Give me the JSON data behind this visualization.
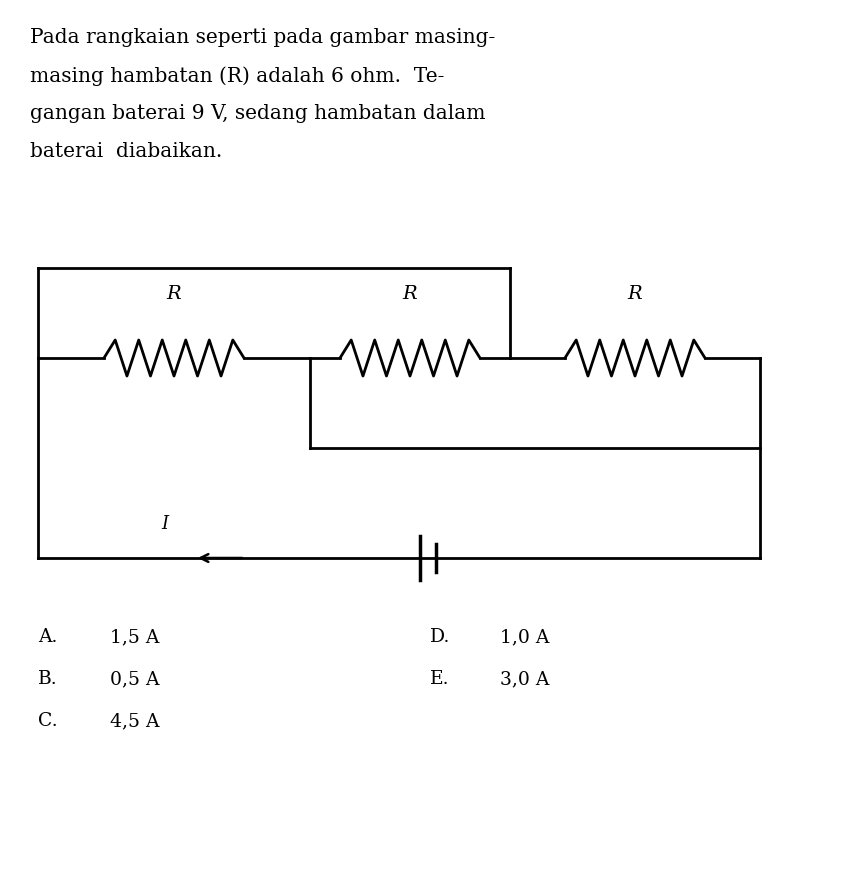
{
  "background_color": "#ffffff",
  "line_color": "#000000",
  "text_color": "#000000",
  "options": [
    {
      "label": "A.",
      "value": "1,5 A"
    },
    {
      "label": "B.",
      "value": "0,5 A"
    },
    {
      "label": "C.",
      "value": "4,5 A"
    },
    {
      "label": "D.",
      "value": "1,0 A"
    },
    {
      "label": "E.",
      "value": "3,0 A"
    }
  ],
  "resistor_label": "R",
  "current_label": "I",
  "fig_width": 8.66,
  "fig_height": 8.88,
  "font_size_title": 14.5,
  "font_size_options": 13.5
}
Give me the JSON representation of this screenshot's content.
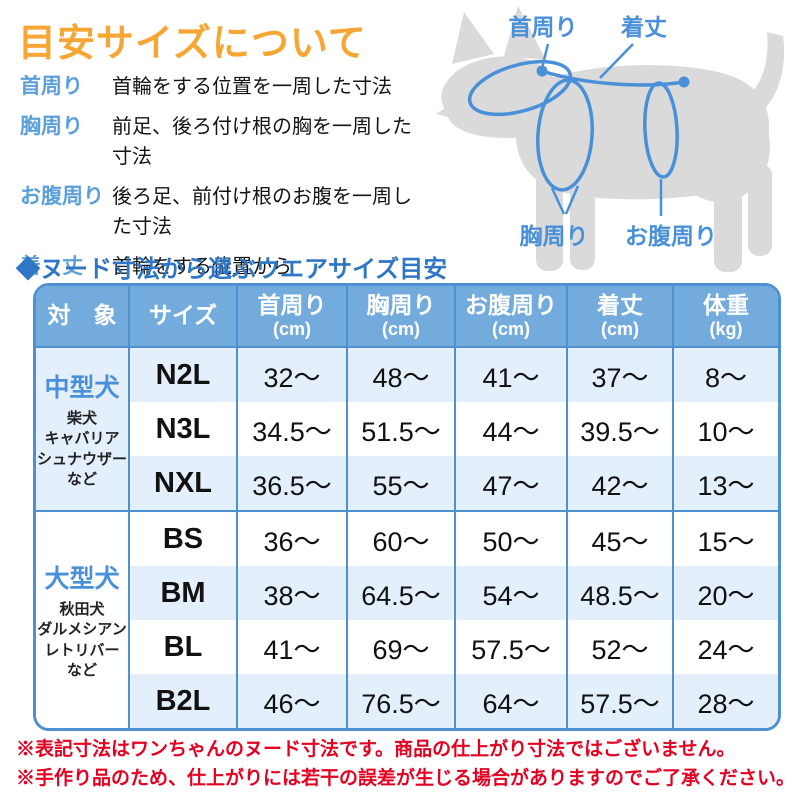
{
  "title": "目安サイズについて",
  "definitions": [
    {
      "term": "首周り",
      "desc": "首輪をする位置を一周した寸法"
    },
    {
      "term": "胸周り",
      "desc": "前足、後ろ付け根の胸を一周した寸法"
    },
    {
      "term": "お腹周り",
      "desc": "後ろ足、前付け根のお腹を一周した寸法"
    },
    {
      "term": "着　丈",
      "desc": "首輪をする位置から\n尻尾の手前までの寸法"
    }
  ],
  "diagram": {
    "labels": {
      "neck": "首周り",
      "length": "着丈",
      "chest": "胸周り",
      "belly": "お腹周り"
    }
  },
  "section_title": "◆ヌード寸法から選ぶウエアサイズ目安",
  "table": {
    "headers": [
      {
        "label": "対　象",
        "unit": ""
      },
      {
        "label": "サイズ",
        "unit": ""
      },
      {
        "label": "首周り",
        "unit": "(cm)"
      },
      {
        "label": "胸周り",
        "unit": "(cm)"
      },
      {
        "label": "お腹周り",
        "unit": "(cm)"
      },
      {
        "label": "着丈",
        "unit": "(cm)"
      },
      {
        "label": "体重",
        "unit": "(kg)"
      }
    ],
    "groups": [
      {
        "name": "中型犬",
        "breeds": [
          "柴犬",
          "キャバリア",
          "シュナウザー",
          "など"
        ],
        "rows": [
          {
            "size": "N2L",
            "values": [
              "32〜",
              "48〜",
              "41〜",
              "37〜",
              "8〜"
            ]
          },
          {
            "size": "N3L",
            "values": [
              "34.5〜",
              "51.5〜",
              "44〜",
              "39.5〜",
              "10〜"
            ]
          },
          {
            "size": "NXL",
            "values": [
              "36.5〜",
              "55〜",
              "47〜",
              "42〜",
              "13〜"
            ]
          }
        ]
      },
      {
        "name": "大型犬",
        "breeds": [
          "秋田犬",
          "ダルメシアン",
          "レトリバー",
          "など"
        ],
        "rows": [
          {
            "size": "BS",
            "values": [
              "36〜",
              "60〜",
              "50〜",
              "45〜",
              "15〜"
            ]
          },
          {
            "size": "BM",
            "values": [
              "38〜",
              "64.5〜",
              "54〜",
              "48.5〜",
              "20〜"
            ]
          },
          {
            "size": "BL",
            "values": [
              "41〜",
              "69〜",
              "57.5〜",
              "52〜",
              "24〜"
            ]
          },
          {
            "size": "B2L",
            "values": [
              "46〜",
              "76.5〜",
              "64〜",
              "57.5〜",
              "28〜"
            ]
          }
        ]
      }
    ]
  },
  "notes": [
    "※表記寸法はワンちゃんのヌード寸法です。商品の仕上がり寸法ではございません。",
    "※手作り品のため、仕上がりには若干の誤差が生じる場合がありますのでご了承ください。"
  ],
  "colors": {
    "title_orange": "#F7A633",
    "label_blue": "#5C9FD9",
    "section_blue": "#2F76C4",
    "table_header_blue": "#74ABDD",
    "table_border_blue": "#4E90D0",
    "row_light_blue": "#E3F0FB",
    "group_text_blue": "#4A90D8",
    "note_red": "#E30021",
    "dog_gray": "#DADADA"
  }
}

________

▶ [What you should do]
Across the material above, count every line holding "this" and write down only the number.

▶ [Correct response]
2